• SUPPLIED DATA:

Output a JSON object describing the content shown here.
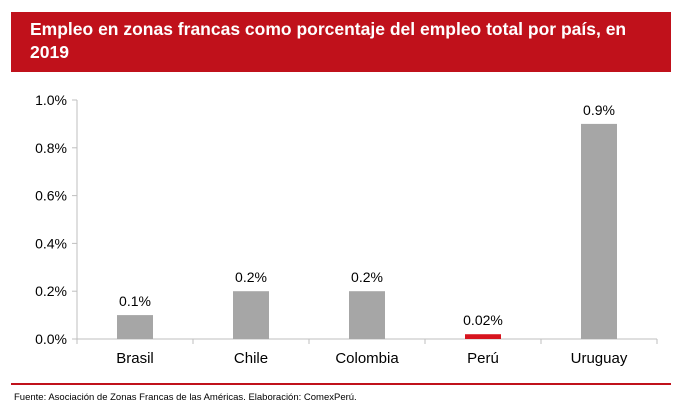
{
  "colors": {
    "accent": "#c0111b",
    "bar_default": "#a6a6a6",
    "bar_highlight": "#d7141e",
    "axis": "#bfbfbf"
  },
  "header": {
    "title": "Empleo en zonas francas como porcentaje del empleo total por país, en 2019"
  },
  "footer": {
    "source": "Fuente: Asociación de Zonas Francas de las Américas. Elaboración: ComexPerú."
  },
  "chart_data": {
    "type": "bar",
    "title": "Empleo en zonas francas como porcentaje del empleo total por país, en 2019",
    "xlabel": "",
    "ylabel": "",
    "categories": [
      "Brasil",
      "Chile",
      "Colombia",
      "Perú",
      "Uruguay"
    ],
    "values": [
      0.1,
      0.2,
      0.2,
      0.02,
      0.9
    ],
    "data_labels": [
      "0.1%",
      "0.2%",
      "0.2%",
      "0.02%",
      "0.9%"
    ],
    "highlight": "Perú",
    "ylim": [
      0,
      1.0
    ],
    "yticks": [
      0,
      0.2,
      0.4,
      0.6,
      0.8,
      1.0
    ],
    "ytick_labels": [
      "0.0%",
      "0.2%",
      "0.4%",
      "0.6%",
      "0.8%",
      "1.0%"
    ],
    "grid": false,
    "legend": "none"
  }
}
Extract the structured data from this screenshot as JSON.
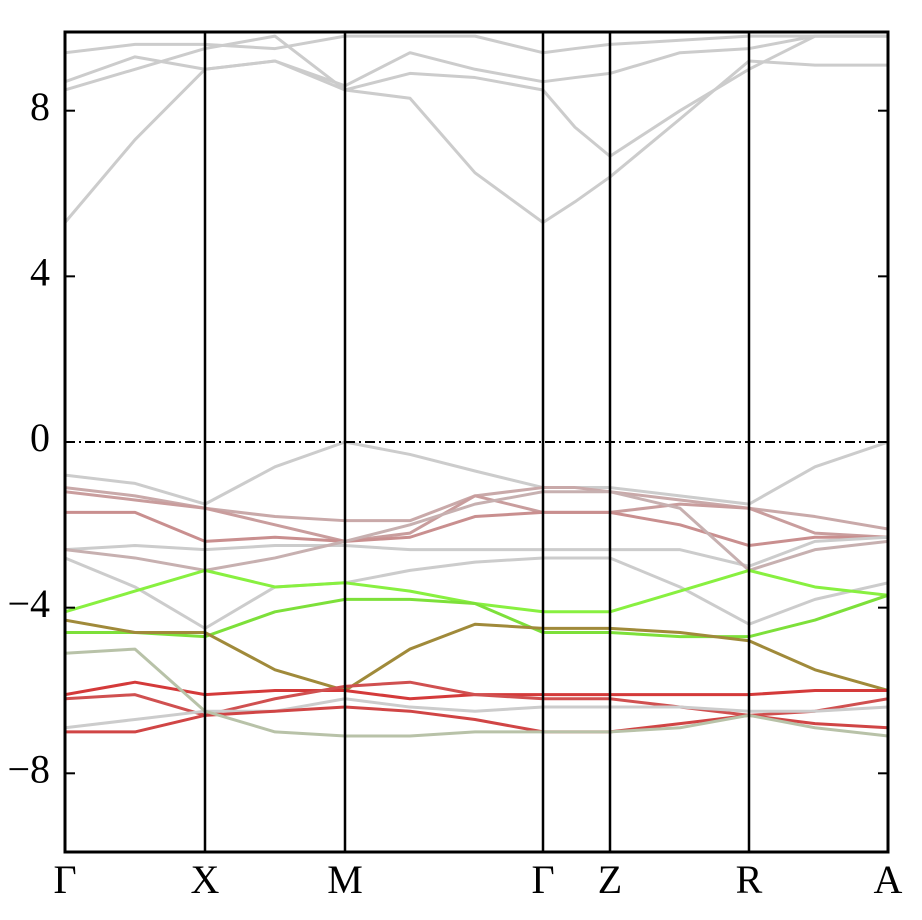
{
  "chart_data": {
    "type": "line",
    "x": [
      0,
      0.7,
      1.4,
      2.1,
      2.8,
      3.45,
      4.1,
      4.78,
      5.1,
      5.45,
      6.15,
      6.84,
      7.5,
      8.23
    ],
    "xlim": [
      0,
      8.23
    ],
    "xticks": [
      {
        "value": 0,
        "label": "Γ"
      },
      {
        "value": 1.4,
        "label": "X"
      },
      {
        "value": 2.8,
        "label": "M"
      },
      {
        "value": 4.78,
        "label": "Γ"
      },
      {
        "value": 5.45,
        "label": "Z"
      },
      {
        "value": 6.84,
        "label": "R"
      },
      {
        "value": 8.23,
        "label": "A"
      }
    ],
    "ylim": [
      -9.9,
      9.9
    ],
    "yticks": [
      {
        "value": -8,
        "label": "−8"
      },
      {
        "value": -4,
        "label": "−4"
      },
      0,
      4,
      8
    ],
    "hline": 0,
    "series": [
      {
        "color": "#cccccc",
        "values": [
          5.3,
          7.3,
          9.0,
          9.2,
          8.5,
          8.3,
          6.5,
          5.3,
          5.8,
          6.4,
          7.8,
          9.2,
          9.1,
          9.1
        ]
      },
      {
        "color": "#cccccc",
        "values": [
          8.5,
          9.0,
          9.5,
          9.8,
          8.5,
          8.9,
          8.8,
          8.5,
          7.6,
          6.9,
          8.0,
          9.0,
          9.8,
          9.8
        ]
      },
      {
        "color": "#cccccc",
        "values": [
          8.7,
          9.3,
          9.0,
          9.2,
          8.6,
          9.4,
          9.0,
          8.7,
          8.8,
          8.9,
          9.4,
          9.5,
          9.8,
          9.8
        ]
      },
      {
        "color": "#cccccc",
        "values": [
          9.4,
          9.6,
          9.6,
          9.5,
          9.8,
          9.8,
          9.8,
          9.4,
          9.5,
          9.6,
          9.7,
          9.8,
          9.8,
          9.8
        ]
      },
      {
        "color": "#cccccc",
        "values": [
          -0.8,
          -1.0,
          -1.5,
          -0.6,
          0.0,
          -0.3,
          -0.7,
          -1.1,
          -1.1,
          -1.1,
          -1.3,
          -1.5,
          -0.6,
          0.0
        ]
      },
      {
        "color": "#c9a9a9",
        "values": [
          -1.1,
          -1.3,
          -1.6,
          -1.8,
          -1.9,
          -1.9,
          -1.3,
          -1.1,
          -1.1,
          -1.2,
          -1.4,
          -1.6,
          -1.8,
          -2.1
        ]
      },
      {
        "color": "#c99d9d",
        "values": [
          -1.2,
          -1.4,
          -1.6,
          -2.0,
          -2.4,
          -2.2,
          -1.3,
          -1.7,
          -1.7,
          -1.7,
          -1.5,
          -1.6,
          -2.2,
          -2.3
        ]
      },
      {
        "color": "#c98f8f",
        "values": [
          -1.7,
          -1.7,
          -2.4,
          -2.3,
          -2.4,
          -2.3,
          -1.8,
          -1.7,
          -1.7,
          -1.7,
          -2.0,
          -2.5,
          -2.3,
          -2.3
        ]
      },
      {
        "color": "#cccccc",
        "values": [
          -2.6,
          -2.5,
          -2.6,
          -2.5,
          -2.5,
          -2.6,
          -2.6,
          -2.6,
          -2.6,
          -2.6,
          -2.6,
          -3.0,
          -2.4,
          -2.3
        ]
      },
      {
        "color": "#c7b0b0",
        "values": [
          -2.6,
          -2.8,
          -3.1,
          -2.8,
          -2.4,
          -2.0,
          -1.5,
          -1.2,
          -1.2,
          -1.2,
          -1.6,
          -3.1,
          -2.6,
          -2.4
        ]
      },
      {
        "color": "#cccccc",
        "values": [
          -2.8,
          -3.5,
          -4.5,
          -3.5,
          -3.4,
          -3.1,
          -2.9,
          -2.8,
          -2.8,
          -2.8,
          -3.5,
          -4.4,
          -3.8,
          -3.4
        ]
      },
      {
        "color": "#88f040",
        "values": [
          -4.1,
          -3.6,
          -3.1,
          -3.5,
          -3.4,
          -3.6,
          -3.9,
          -4.1,
          -4.1,
          -4.1,
          -3.6,
          -3.1,
          -3.5,
          -3.7
        ]
      },
      {
        "color": "#7de03a",
        "values": [
          -4.6,
          -4.6,
          -4.7,
          -4.1,
          -3.8,
          -3.8,
          -3.9,
          -4.6,
          -4.6,
          -4.6,
          -4.7,
          -4.7,
          -4.3,
          -3.7
        ]
      },
      {
        "color": "#a08a3a",
        "values": [
          -4.3,
          -4.6,
          -4.6,
          -5.5,
          -6.0,
          -5.0,
          -4.4,
          -4.5,
          -4.5,
          -4.5,
          -4.6,
          -4.8,
          -5.5,
          -6.0
        ]
      },
      {
        "color": "#d43a3a",
        "values": [
          -6.1,
          -5.8,
          -6.1,
          -6.0,
          -6.0,
          -6.2,
          -6.1,
          -6.1,
          -6.1,
          -6.1,
          -6.1,
          -6.1,
          -6.0,
          -6.0
        ]
      },
      {
        "color": "#d05050",
        "values": [
          -6.2,
          -6.1,
          -6.6,
          -6.2,
          -5.9,
          -5.8,
          -6.1,
          -6.2,
          -6.2,
          -6.2,
          -6.4,
          -6.6,
          -6.5,
          -6.2
        ]
      },
      {
        "color": "#cccccc",
        "values": [
          -6.9,
          -6.7,
          -6.5,
          -6.5,
          -6.2,
          -6.4,
          -6.5,
          -6.4,
          -6.4,
          -6.4,
          -6.4,
          -6.5,
          -6.5,
          -6.4
        ]
      },
      {
        "color": "#d04545",
        "values": [
          -7.0,
          -7.0,
          -6.6,
          -6.5,
          -6.4,
          -6.5,
          -6.7,
          -7.0,
          -7.0,
          -7.0,
          -6.8,
          -6.6,
          -6.8,
          -6.9
        ]
      },
      {
        "color": "#b8c2a8",
        "values": [
          -5.1,
          -5.0,
          -6.5,
          -7.0,
          -7.1,
          -7.1,
          -7.0,
          -7.0,
          -7.0,
          -7.0,
          -6.9,
          -6.6,
          -6.9,
          -7.1
        ]
      }
    ]
  }
}
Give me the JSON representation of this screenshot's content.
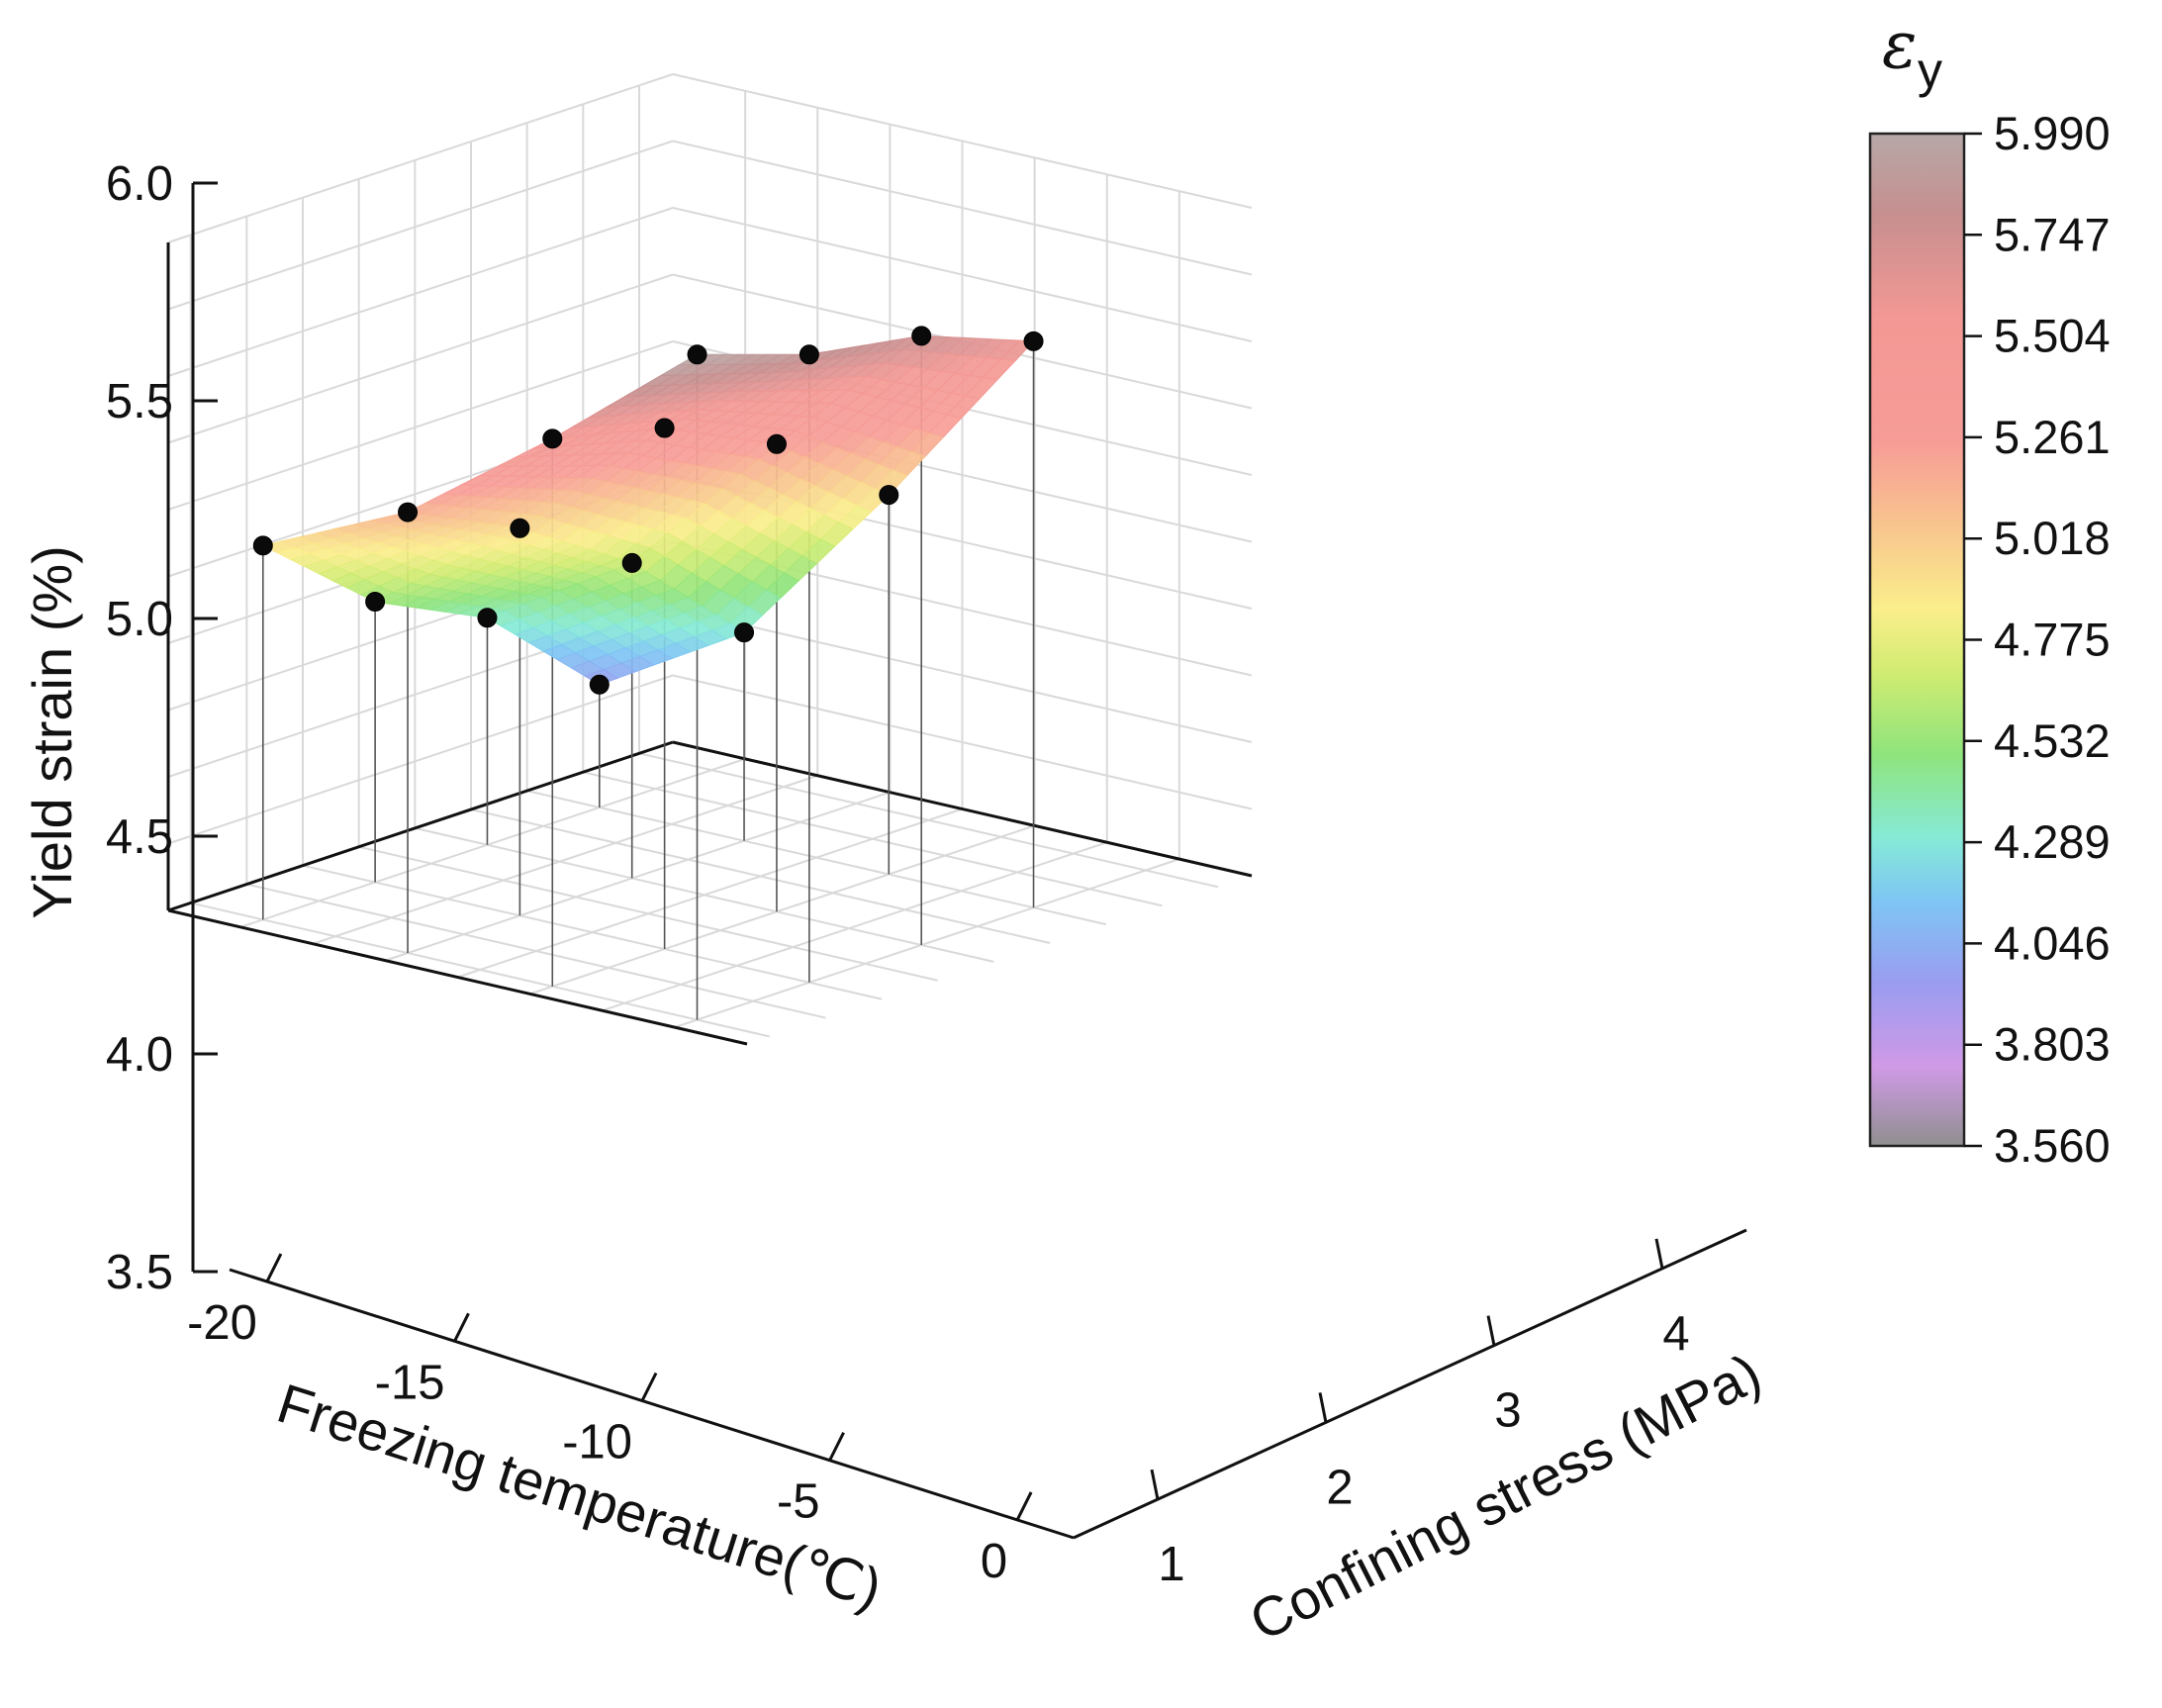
{
  "chart_data": {
    "type": "surface3d",
    "title": "",
    "xlabel": "Freezing temperature(℃)",
    "ylabel": "Confining stress (MPa)",
    "zlabel": "Yield strain (%)",
    "x_ticks": [
      "-20",
      "-15",
      "-10",
      "-5",
      "0"
    ],
    "x_tick_values": [
      -20,
      -15,
      -10,
      -5,
      0
    ],
    "y_ticks": [
      "1",
      "2",
      "3",
      "4"
    ],
    "y_tick_values": [
      1,
      2,
      3,
      4
    ],
    "z_ticks": [
      "3.5",
      "4.0",
      "4.5",
      "5.0",
      "5.5",
      "6.0"
    ],
    "z_tick_values": [
      3.5,
      4.0,
      4.5,
      5.0,
      5.5,
      6.0
    ],
    "xlim": [
      -21,
      1.5
    ],
    "ylim": [
      0.5,
      4.5
    ],
    "zlim": [
      3.5,
      6.0
    ],
    "temperatures": [
      -20,
      -15,
      -10,
      -5
    ],
    "confining_stress": [
      1,
      2,
      3,
      4
    ],
    "yield_strain_grid": [
      [
        4.9,
        5.15,
        5.55,
        5.99
      ],
      [
        4.55,
        4.95,
        5.45,
        5.85
      ],
      [
        4.35,
        4.68,
        5.25,
        5.78
      ],
      [
        3.96,
        4.28,
        4.92,
        5.62
      ]
    ],
    "colorbar": {
      "title": "ε",
      "title_sub": "y",
      "ticks": [
        "5.990",
        "5.747",
        "5.504",
        "5.261",
        "5.018",
        "4.775",
        "4.532",
        "4.289",
        "4.046",
        "3.803",
        "3.560"
      ],
      "tick_values": [
        5.99,
        5.747,
        5.504,
        5.261,
        5.018,
        4.775,
        4.532,
        4.289,
        4.046,
        3.803,
        3.56
      ],
      "stops": [
        {
          "value": 3.56,
          "color": "#8f8f8f"
        },
        {
          "value": 3.75,
          "color": "#d09ae6"
        },
        {
          "value": 3.95,
          "color": "#9a9cf0"
        },
        {
          "value": 4.15,
          "color": "#7ec6f4"
        },
        {
          "value": 4.3,
          "color": "#86ead6"
        },
        {
          "value": 4.5,
          "color": "#8fe47c"
        },
        {
          "value": 4.7,
          "color": "#d2ec72"
        },
        {
          "value": 4.85,
          "color": "#fbee8c"
        },
        {
          "value": 5.05,
          "color": "#f8c48e"
        },
        {
          "value": 5.25,
          "color": "#f79c97"
        },
        {
          "value": 5.55,
          "color": "#f39894"
        },
        {
          "value": 5.8,
          "color": "#c68f8f"
        },
        {
          "value": 5.99,
          "color": "#b7a8a8"
        }
      ]
    }
  }
}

• EXERCISE TASK:
Copy each line of the data that contains the word "total".

• EXERCISE SOLUTION:
    "title": "Empleo en zonas francas como porcentaje del empleo total por país, en 2019"
    "title": "Empleo en zonas francas como porcentaje del empleo total por país, en 2019",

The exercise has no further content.